SET OF TASKS:
[1] According to the extract on political violence in Chile, what position did Volodia Teitelboim hold in the Chilean Communist Party six months before Allende was overthrown?
[2] Extend the extract on political violence in Chile with the passage that would follow its final sentence.

EXTRACT:
- - -

The truth about the victims of political violence in Chile

by James Whelan (The Australian, December 15, 2006, extract). 

Six months before Salvador Allende was overthrown on September 11, 1973, Volodia Teitelboim told an interviewer for the Communist Party daily newspaper in Santiago that if civil war were to come, then 500,000 to 1,000,000 Chileans would die.

Teitelboim knew whereof he spoke. He was then the No.2 man in the Chilean Communist Party, the third largest in the Western world (after France and Italy), and a senior partner in Allende's Marxist-Leninist government.

The Communists were then planning to seize total power in the country, though they were not in as much a hurry to do so as the Socialists, the principal party in the Allende coalition and one passionately committed to revolutionary violence. So the Communists and the Socialists shared the same goal - ending once and for all the bourgeois democratic state - but differed on methods. So, when the Armed Forces finally did act on September 11 1973, they did so in response to the clamour of an overwhelming majority of Chileans.

News stories about what happened on that Tuesday in September routinely speak of the bloody coup. It was no such thing. About 200 people died in the shooting on September 11 and a little more than 1000 in the first three months of virtual civil war. But not the civil war the Communists were perfectly prepared to accept as their price for power: 500,000 to 1,000,000 victims.

- - -

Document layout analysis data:
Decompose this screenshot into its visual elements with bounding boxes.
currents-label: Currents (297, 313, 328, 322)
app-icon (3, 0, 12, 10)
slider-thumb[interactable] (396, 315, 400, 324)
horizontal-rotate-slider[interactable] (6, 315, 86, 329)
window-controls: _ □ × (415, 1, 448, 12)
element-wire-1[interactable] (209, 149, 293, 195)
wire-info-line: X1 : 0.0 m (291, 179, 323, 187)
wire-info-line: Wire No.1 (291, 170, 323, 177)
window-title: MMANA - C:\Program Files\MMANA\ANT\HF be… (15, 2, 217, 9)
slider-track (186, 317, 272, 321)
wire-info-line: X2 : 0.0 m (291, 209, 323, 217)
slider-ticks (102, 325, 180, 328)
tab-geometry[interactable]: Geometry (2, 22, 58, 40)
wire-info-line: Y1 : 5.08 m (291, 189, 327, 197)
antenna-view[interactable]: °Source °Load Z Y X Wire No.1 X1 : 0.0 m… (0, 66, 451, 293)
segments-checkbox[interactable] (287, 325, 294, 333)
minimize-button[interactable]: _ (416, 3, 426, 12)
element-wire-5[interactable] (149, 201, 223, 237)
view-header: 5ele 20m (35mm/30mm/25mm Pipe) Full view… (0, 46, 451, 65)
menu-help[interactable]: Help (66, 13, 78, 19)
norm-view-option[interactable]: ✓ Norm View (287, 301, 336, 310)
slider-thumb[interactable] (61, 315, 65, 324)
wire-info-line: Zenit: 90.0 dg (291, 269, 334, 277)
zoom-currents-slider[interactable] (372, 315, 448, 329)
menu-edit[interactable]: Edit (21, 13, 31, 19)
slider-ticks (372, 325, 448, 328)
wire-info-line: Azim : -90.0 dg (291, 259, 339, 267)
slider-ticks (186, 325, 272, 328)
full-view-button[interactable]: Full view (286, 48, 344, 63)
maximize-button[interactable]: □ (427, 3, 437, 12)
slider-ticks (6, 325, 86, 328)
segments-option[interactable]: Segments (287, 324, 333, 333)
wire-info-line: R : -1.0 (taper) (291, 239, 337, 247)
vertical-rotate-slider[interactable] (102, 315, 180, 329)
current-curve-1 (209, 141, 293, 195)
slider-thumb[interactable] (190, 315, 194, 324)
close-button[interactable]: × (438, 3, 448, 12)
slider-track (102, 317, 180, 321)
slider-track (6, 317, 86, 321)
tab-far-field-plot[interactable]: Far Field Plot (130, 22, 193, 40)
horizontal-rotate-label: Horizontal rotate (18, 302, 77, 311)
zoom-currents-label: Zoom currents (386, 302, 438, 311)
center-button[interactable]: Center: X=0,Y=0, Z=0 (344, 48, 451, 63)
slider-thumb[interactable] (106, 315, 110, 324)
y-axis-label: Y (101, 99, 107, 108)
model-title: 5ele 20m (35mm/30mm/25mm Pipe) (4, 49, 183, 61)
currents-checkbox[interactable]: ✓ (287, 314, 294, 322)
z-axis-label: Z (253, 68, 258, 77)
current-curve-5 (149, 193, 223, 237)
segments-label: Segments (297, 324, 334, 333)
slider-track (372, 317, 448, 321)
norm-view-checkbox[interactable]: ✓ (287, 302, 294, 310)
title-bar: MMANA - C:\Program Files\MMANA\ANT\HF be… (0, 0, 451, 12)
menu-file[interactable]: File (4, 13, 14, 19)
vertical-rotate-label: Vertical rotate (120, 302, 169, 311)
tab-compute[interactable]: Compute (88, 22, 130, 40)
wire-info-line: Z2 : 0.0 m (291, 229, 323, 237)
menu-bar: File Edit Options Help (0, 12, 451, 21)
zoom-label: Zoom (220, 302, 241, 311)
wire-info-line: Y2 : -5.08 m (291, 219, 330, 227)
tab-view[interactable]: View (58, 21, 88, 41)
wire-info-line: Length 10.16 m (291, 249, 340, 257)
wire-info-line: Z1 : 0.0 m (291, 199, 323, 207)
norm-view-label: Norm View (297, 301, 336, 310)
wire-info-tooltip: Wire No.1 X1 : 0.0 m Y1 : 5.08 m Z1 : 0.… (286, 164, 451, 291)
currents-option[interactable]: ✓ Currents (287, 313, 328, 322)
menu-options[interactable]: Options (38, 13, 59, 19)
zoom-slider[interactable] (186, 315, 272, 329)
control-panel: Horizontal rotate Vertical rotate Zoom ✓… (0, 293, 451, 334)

- - -

YOUR RESPONSES:
[1] He was the No. 2 man in the Chilean Communist Party.

[2]
Indeed, in all 17 years of military rule, the total of dead and missing - according to the official Rettig Commission - was 2,279. Were there abuses? Were there real victims? Without the slightest doubt. A war on terror tends to be a dirty war.

Still, in the case of Chile
, and contrary to news reports, the number of actual victims was small.

The Chilean Revolution thus was, by far, the least bloody of any significant Latin American revolution of the 20th century.
 

------

James Whelan is an historian who has published seven books, including arguably the most complete contemporary history of Chile (Out of the Ashes: Life, Death, and Transfiguration of Democracy in Chile, 1833-1988). He served for three years as visiting professor at the University of Chile and is regularly published in newspapers and magazines across the world.